== Exercise task ==
Return each line of the data below verbatim; pictures are to be left out.

Figure contents as structured data:
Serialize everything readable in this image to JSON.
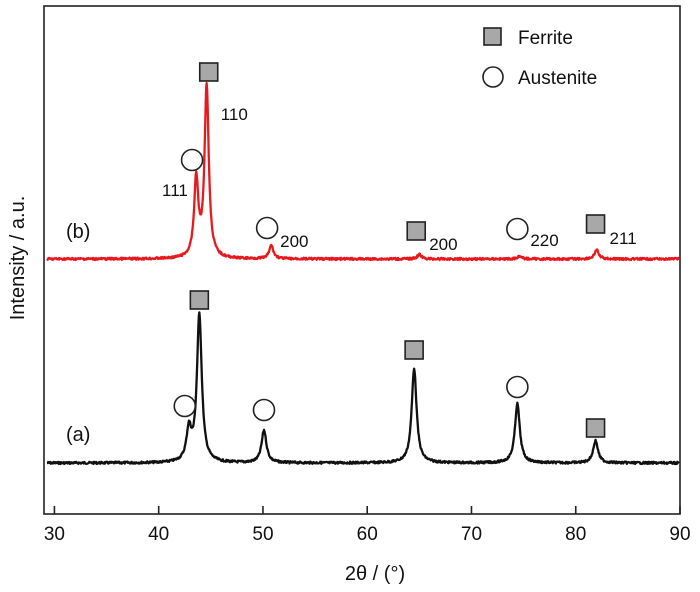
{
  "chart_data": {
    "type": "line",
    "xlabel": "2θ / (°)",
    "ylabel": "Intensity / a.u.",
    "xlim": [
      29,
      90
    ],
    "x_ticks": [
      30,
      40,
      50,
      60,
      70,
      80,
      90
    ],
    "grid": false,
    "legend": {
      "placement": "top-right",
      "entries": [
        {
          "label": "Ferrite",
          "marker": "square"
        },
        {
          "label": "Austenite",
          "marker": "circle"
        }
      ]
    },
    "series": [
      {
        "name": "(a)",
        "color": "#111111",
        "baseline": 0,
        "peaks": [
          {
            "x": 42.9,
            "height": 21,
            "phase": "Austenite"
          },
          {
            "x": 43.9,
            "height": 100,
            "phase": "Ferrite"
          },
          {
            "x": 50.1,
            "height": 22,
            "phase": "Austenite"
          },
          {
            "x": 64.5,
            "height": 64,
            "phase": "Ferrite"
          },
          {
            "x": 74.4,
            "height": 40,
            "phase": "Austenite"
          },
          {
            "x": 81.9,
            "height": 15,
            "phase": "Ferrite"
          }
        ]
      },
      {
        "name": "(b)",
        "color": "#e8191e",
        "baseline": 0,
        "peaks": [
          {
            "x": 43.6,
            "height": 52,
            "phase": "Austenite",
            "hkl": "111"
          },
          {
            "x": 44.6,
            "height": 115,
            "phase": "Ferrite",
            "hkl": "110"
          },
          {
            "x": 50.8,
            "height": 9,
            "phase": "Austenite",
            "hkl": "200"
          },
          {
            "x": 65.0,
            "height": 3,
            "phase": "Ferrite",
            "hkl": "200"
          },
          {
            "x": 74.6,
            "height": 2,
            "phase": "Austenite",
            "hkl": "220"
          },
          {
            "x": 82.0,
            "height": 6,
            "phase": "Ferrite",
            "hkl": "211"
          }
        ]
      }
    ],
    "annotations": [
      {
        "series": "(b)",
        "marker": "square",
        "x": 44.8,
        "label": "110"
      },
      {
        "series": "(b)",
        "marker": "circle",
        "x": 43.2,
        "label": "111"
      },
      {
        "series": "(b)",
        "marker": "circle",
        "x": 50.4,
        "label": "200"
      },
      {
        "series": "(b)",
        "marker": "square",
        "x": 64.7,
        "label": "200"
      },
      {
        "series": "(b)",
        "marker": "circle",
        "x": 74.4,
        "label": "220"
      },
      {
        "series": "(b)",
        "marker": "square",
        "x": 81.9,
        "label": "211"
      },
      {
        "series": "(a)",
        "marker": "square",
        "x": 43.9,
        "label": ""
      },
      {
        "series": "(a)",
        "marker": "circle",
        "x": 42.5,
        "label": ""
      },
      {
        "series": "(a)",
        "marker": "circle",
        "x": 50.1,
        "label": ""
      },
      {
        "series": "(a)",
        "marker": "square",
        "x": 64.5,
        "label": ""
      },
      {
        "series": "(a)",
        "marker": "circle",
        "x": 74.4,
        "label": ""
      },
      {
        "series": "(a)",
        "marker": "square",
        "x": 81.9,
        "label": ""
      }
    ]
  }
}
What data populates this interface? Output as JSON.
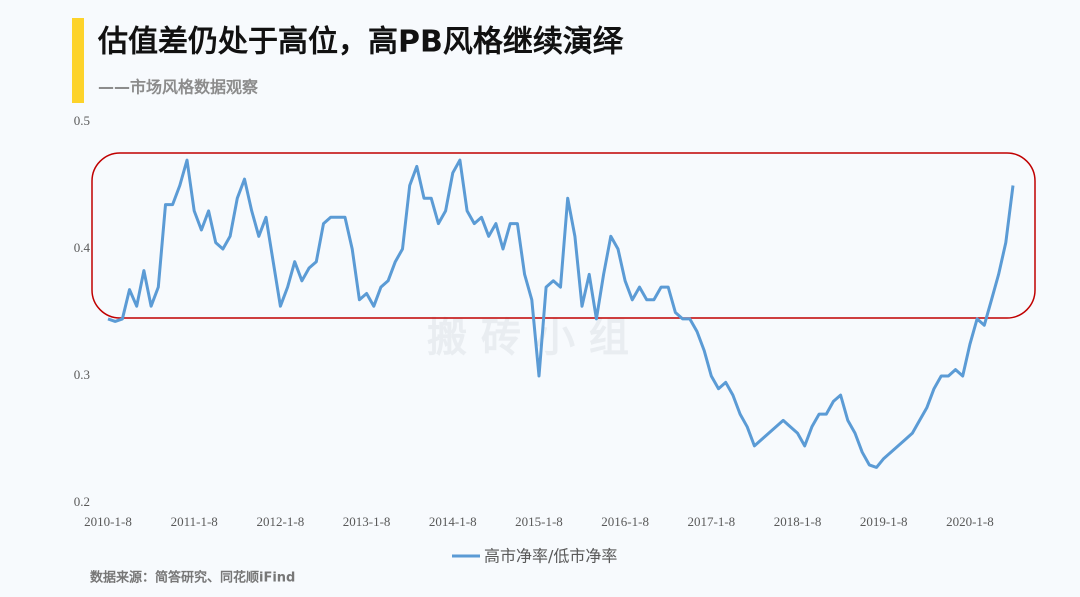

== Task response ==
Serialize everything readable in this image to JSON.
{
  "chart_data": {
    "type": "line",
    "xlabel": "2θ / (°)",
    "ylabel": "Intensity / a.u.",
    "xlim": [
      29,
      90
    ],
    "x_ticks": [
      30,
      40,
      50,
      60,
      70,
      80,
      90
    ],
    "grid": false,
    "legend": {
      "placement": "top-right",
      "entries": [
        {
          "label": "Ferrite",
          "marker": "square"
        },
        {
          "label": "Austenite",
          "marker": "circle"
        }
      ]
    },
    "series": [
      {
        "name": "(a)",
        "color": "#111111",
        "baseline": 0,
        "peaks": [
          {
            "x": 42.9,
            "height": 21,
            "phase": "Austenite"
          },
          {
            "x": 43.9,
            "height": 100,
            "phase": "Ferrite"
          },
          {
            "x": 50.1,
            "height": 22,
            "phase": "Austenite"
          },
          {
            "x": 64.5,
            "height": 64,
            "phase": "Ferrite"
          },
          {
            "x": 74.4,
            "height": 40,
            "phase": "Austenite"
          },
          {
            "x": 81.9,
            "height": 15,
            "phase": "Ferrite"
          }
        ]
      },
      {
        "name": "(b)",
        "color": "#e8191e",
        "baseline": 0,
        "peaks": [
          {
            "x": 43.6,
            "height": 52,
            "phase": "Austenite",
            "hkl": "111"
          },
          {
            "x": 44.6,
            "height": 115,
            "phase": "Ferrite",
            "hkl": "110"
          },
          {
            "x": 50.8,
            "height": 9,
            "phase": "Austenite",
            "hkl": "200"
          },
          {
            "x": 65.0,
            "height": 3,
            "phase": "Ferrite",
            "hkl": "200"
          },
          {
            "x": 74.6,
            "height": 2,
            "phase": "Austenite",
            "hkl": "220"
          },
          {
            "x": 82.0,
            "height": 6,
            "phase": "Ferrite",
            "hkl": "211"
          }
        ]
      }
    ],
    "annotations": [
      {
        "series": "(b)",
        "marker": "square",
        "x": 44.8,
        "label": "110"
      },
      {
        "series": "(b)",
        "marker": "circle",
        "x": 43.2,
        "label": "111"
      },
      {
        "series": "(b)",
        "marker": "circle",
        "x": 50.4,
        "label": "200"
      },
      {
        "series": "(b)",
        "marker": "square",
        "x": 64.7,
        "label": "200"
      },
      {
        "series": "(b)",
        "marker": "circle",
        "x": 74.4,
        "label": "220"
      },
      {
        "series": "(b)",
        "marker": "square",
        "x": 81.9,
        "label": "211"
      },
      {
        "series": "(a)",
        "marker": "square",
        "x": 43.9,
        "label": ""
      },
      {
        "series": "(a)",
        "marker": "circle",
        "x": 42.5,
        "label": ""
      },
      {
        "series": "(a)",
        "marker": "circle",
        "x": 50.1,
        "label": ""
      },
      {
        "series": "(a)",
        "marker": "square",
        "x": 64.5,
        "label": ""
      },
      {
        "series": "(a)",
        "marker": "circle",
        "x": 74.4,
        "label": ""
      },
      {
        "series": "(a)",
        "marker": "square",
        "x": 81.9,
        "label": ""
      }
    ]
  }
}
What data populates this interface? Output as JSON.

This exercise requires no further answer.